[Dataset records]
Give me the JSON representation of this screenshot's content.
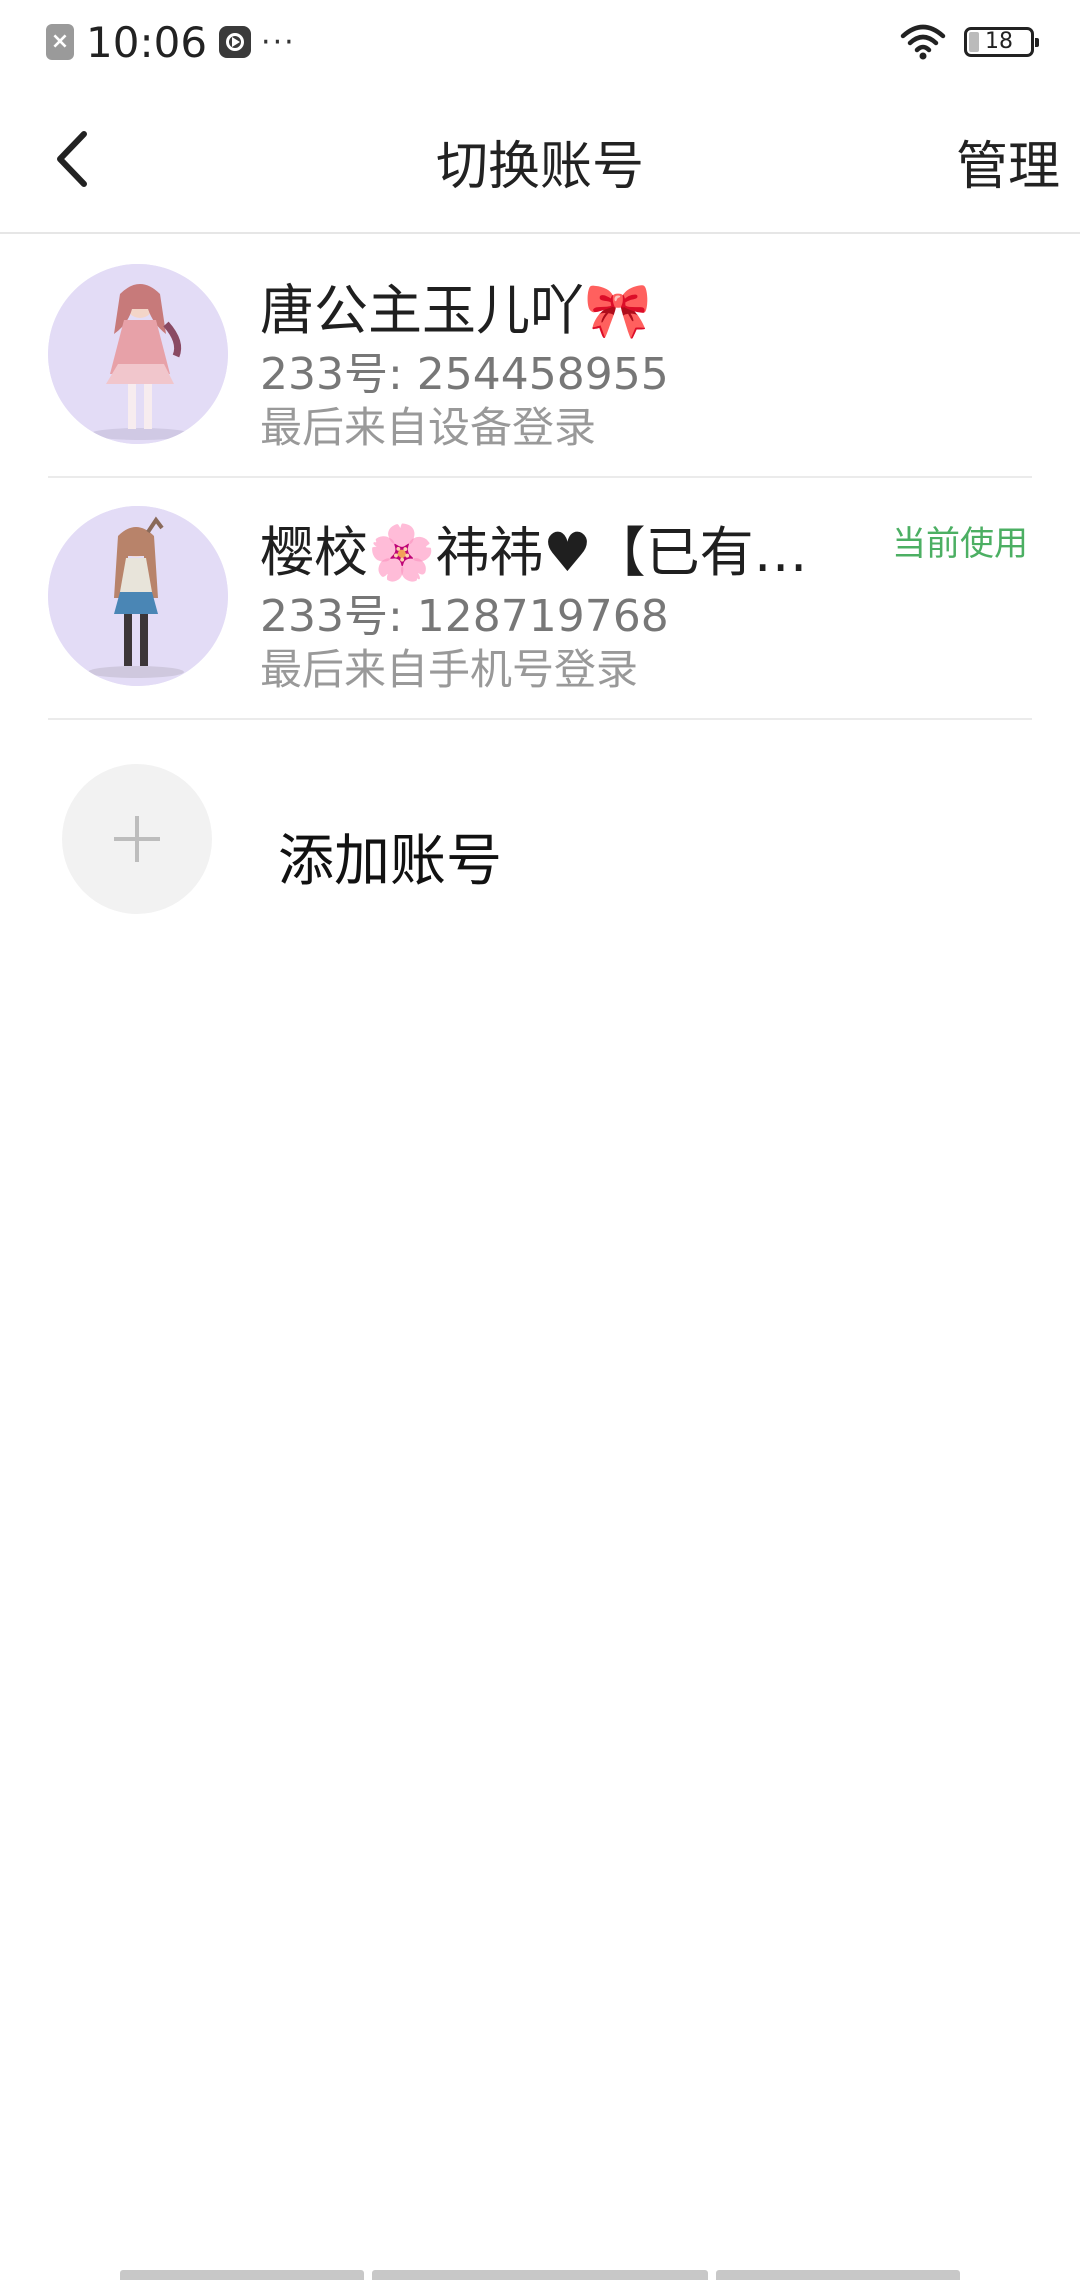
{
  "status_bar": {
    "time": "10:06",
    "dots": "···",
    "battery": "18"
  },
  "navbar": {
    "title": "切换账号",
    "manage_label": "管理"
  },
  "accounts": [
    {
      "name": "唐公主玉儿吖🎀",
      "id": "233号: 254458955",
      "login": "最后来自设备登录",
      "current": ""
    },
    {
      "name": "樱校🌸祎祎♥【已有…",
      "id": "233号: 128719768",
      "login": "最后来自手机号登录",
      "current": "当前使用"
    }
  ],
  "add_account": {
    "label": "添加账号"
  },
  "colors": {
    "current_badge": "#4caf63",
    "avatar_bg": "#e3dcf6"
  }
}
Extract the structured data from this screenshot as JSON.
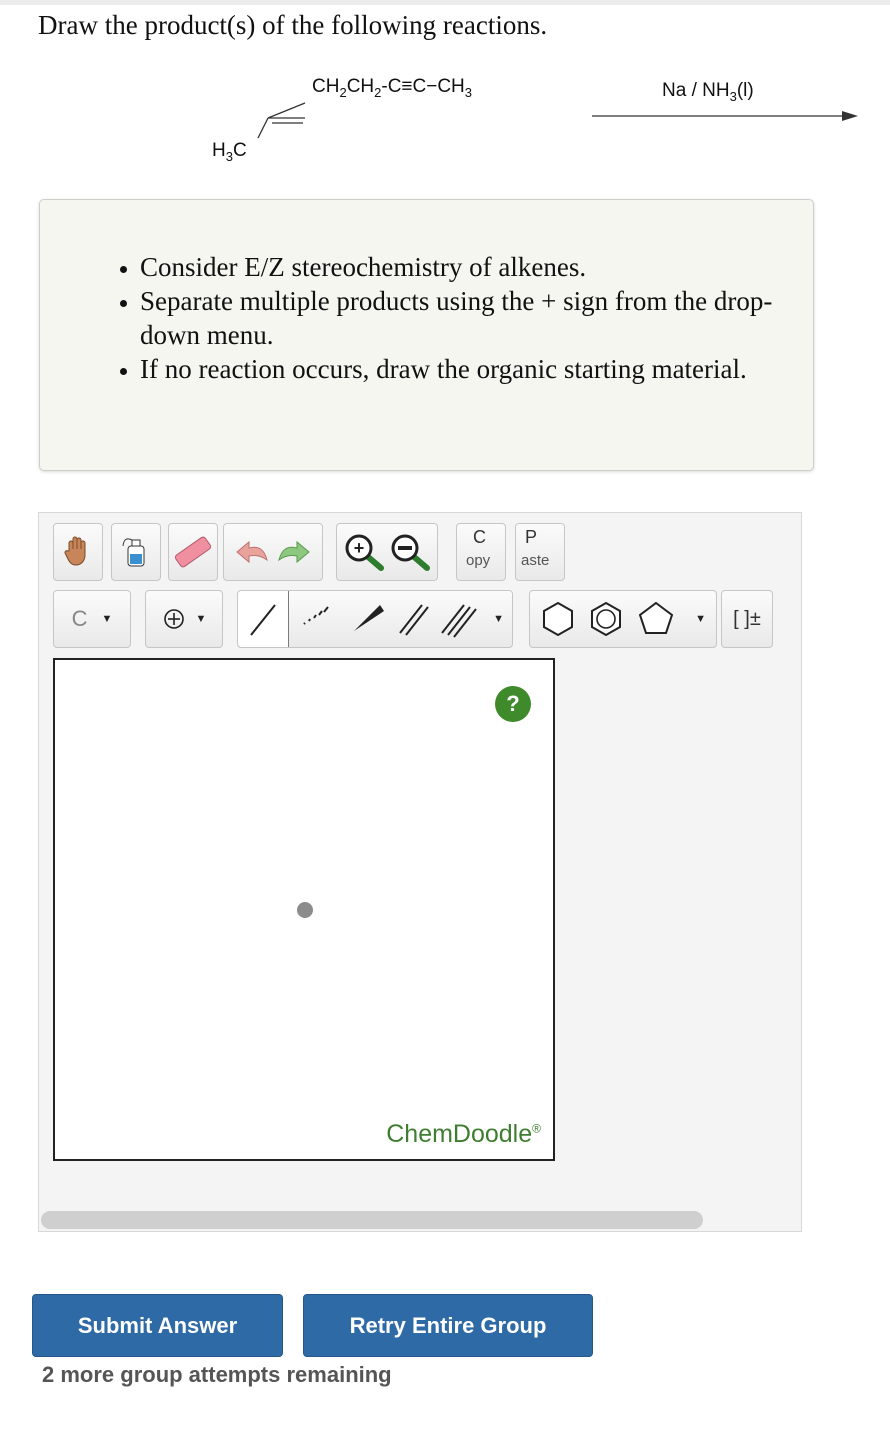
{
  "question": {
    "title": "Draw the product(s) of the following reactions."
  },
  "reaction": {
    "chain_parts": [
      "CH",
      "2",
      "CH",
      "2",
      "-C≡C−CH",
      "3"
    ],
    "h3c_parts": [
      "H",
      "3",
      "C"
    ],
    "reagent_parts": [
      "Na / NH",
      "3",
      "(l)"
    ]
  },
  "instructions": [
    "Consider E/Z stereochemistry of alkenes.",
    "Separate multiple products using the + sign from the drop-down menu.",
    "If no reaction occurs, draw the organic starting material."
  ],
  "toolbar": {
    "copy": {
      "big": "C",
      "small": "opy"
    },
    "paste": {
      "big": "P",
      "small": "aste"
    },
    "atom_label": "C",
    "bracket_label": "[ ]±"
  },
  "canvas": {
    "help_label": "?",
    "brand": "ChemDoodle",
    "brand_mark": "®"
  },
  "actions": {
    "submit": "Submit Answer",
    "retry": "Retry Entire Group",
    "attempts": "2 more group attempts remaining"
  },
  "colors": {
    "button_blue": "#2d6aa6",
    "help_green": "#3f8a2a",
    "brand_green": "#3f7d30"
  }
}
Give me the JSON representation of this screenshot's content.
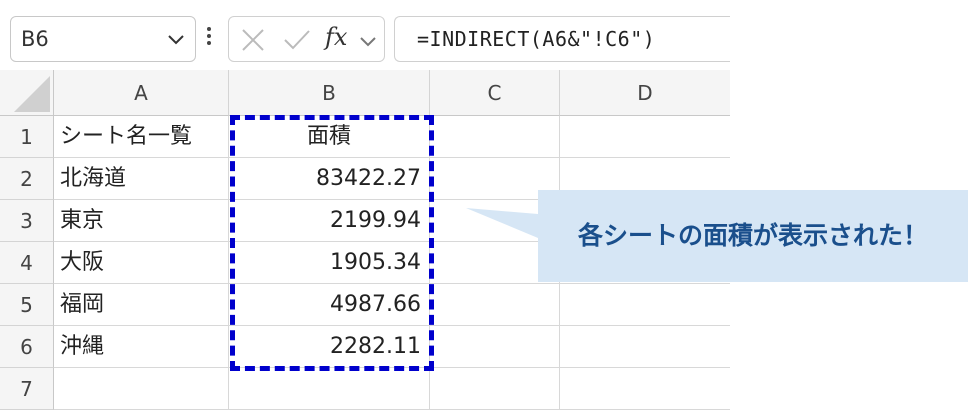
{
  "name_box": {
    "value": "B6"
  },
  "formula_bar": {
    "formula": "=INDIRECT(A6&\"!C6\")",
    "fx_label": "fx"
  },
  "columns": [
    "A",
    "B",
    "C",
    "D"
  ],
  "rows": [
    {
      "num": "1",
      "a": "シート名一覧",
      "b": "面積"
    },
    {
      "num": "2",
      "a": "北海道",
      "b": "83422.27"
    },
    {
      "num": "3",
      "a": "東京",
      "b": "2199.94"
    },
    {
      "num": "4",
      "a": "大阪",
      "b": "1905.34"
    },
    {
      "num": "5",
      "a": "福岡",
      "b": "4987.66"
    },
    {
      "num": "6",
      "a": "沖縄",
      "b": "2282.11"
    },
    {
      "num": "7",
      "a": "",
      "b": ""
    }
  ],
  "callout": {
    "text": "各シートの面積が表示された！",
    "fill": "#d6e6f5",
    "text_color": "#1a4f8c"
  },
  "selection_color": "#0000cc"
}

*Written task:* Every record must be copied exactly, with images dropped from the result.

*Solution for this problem:*
Give me the JSON representation of this screenshot's content.
{
  "status_bar": {
    "time": "10:06",
    "dots": "···",
    "battery": "18"
  },
  "navbar": {
    "title": "切换账号",
    "manage_label": "管理"
  },
  "accounts": [
    {
      "name": "唐公主玉儿吖🎀",
      "id": "233号: 254458955",
      "login": "最后来自设备登录",
      "current": ""
    },
    {
      "name": "樱校🌸祎祎♥【已有…",
      "id": "233号: 128719768",
      "login": "最后来自手机号登录",
      "current": "当前使用"
    }
  ],
  "add_account": {
    "label": "添加账号"
  },
  "colors": {
    "current_badge": "#4caf63",
    "avatar_bg": "#e3dcf6"
  }
}
Extract the structured data from this screenshot as JSON.
{
  "question": {
    "title": "Draw the product(s) of the following reactions."
  },
  "reaction": {
    "chain_parts": [
      "CH",
      "2",
      "CH",
      "2",
      "-C≡C−CH",
      "3"
    ],
    "h3c_parts": [
      "H",
      "3",
      "C"
    ],
    "reagent_parts": [
      "Na / NH",
      "3",
      "(l)"
    ]
  },
  "instructions": [
    "Consider E/Z stereochemistry of alkenes.",
    "Separate multiple products using the + sign from the drop-down menu.",
    "If no reaction occurs, draw the organic starting material."
  ],
  "toolbar": {
    "copy": {
      "big": "C",
      "small": "opy"
    },
    "paste": {
      "big": "P",
      "small": "aste"
    },
    "atom_label": "C",
    "bracket_label": "[ ]±"
  },
  "canvas": {
    "help_label": "?",
    "brand": "ChemDoodle",
    "brand_mark": "®"
  },
  "actions": {
    "submit": "Submit Answer",
    "retry": "Retry Entire Group",
    "attempts": "2 more group attempts remaining"
  },
  "colors": {
    "button_blue": "#2d6aa6",
    "help_green": "#3f8a2a",
    "brand_green": "#3f7d30"
  }
}
Give me the JSON representation of this screenshot's content.
{
  "name_box": {
    "value": "B6"
  },
  "formula_bar": {
    "formula": "=INDIRECT(A6&\"!C6\")",
    "fx_label": "fx"
  },
  "columns": [
    "A",
    "B",
    "C",
    "D"
  ],
  "rows": [
    {
      "num": "1",
      "a": "シート名一覧",
      "b": "面積"
    },
    {
      "num": "2",
      "a": "北海道",
      "b": "83422.27"
    },
    {
      "num": "3",
      "a": "東京",
      "b": "2199.94"
    },
    {
      "num": "4",
      "a": "大阪",
      "b": "1905.34"
    },
    {
      "num": "5",
      "a": "福岡",
      "b": "4987.66"
    },
    {
      "num": "6",
      "a": "沖縄",
      "b": "2282.11"
    },
    {
      "num": "7",
      "a": "",
      "b": ""
    }
  ],
  "callout": {
    "text": "各シートの面積が表示された！",
    "fill": "#d6e6f5",
    "text_color": "#1a4f8c"
  },
  "selection_color": "#0000cc"
}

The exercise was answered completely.